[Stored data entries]
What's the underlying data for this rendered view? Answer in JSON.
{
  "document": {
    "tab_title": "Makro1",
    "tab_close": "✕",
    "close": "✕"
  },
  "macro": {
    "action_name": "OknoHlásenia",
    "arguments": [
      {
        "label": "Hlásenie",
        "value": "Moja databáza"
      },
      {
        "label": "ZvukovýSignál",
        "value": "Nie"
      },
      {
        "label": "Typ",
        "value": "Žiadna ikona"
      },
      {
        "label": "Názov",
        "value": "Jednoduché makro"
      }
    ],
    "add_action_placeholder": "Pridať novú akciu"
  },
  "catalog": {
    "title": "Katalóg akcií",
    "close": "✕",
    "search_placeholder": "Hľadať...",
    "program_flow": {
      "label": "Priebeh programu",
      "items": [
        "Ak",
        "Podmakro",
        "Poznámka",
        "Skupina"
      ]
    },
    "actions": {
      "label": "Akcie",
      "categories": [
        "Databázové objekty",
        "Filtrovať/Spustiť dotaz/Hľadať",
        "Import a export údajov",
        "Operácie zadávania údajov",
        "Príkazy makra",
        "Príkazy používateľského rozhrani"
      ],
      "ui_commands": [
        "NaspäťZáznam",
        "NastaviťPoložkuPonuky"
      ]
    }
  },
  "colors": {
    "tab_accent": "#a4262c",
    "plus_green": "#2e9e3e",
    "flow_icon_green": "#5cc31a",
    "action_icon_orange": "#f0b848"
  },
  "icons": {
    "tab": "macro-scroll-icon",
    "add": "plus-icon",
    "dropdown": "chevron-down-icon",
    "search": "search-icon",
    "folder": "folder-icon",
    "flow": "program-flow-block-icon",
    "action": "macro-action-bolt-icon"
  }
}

• Your objective: From the entries above, copy every line containing the word "Príkazy".

• Result for this exercise:
        "Príkazy makra",
        "Príkazy používateľského rozhrani"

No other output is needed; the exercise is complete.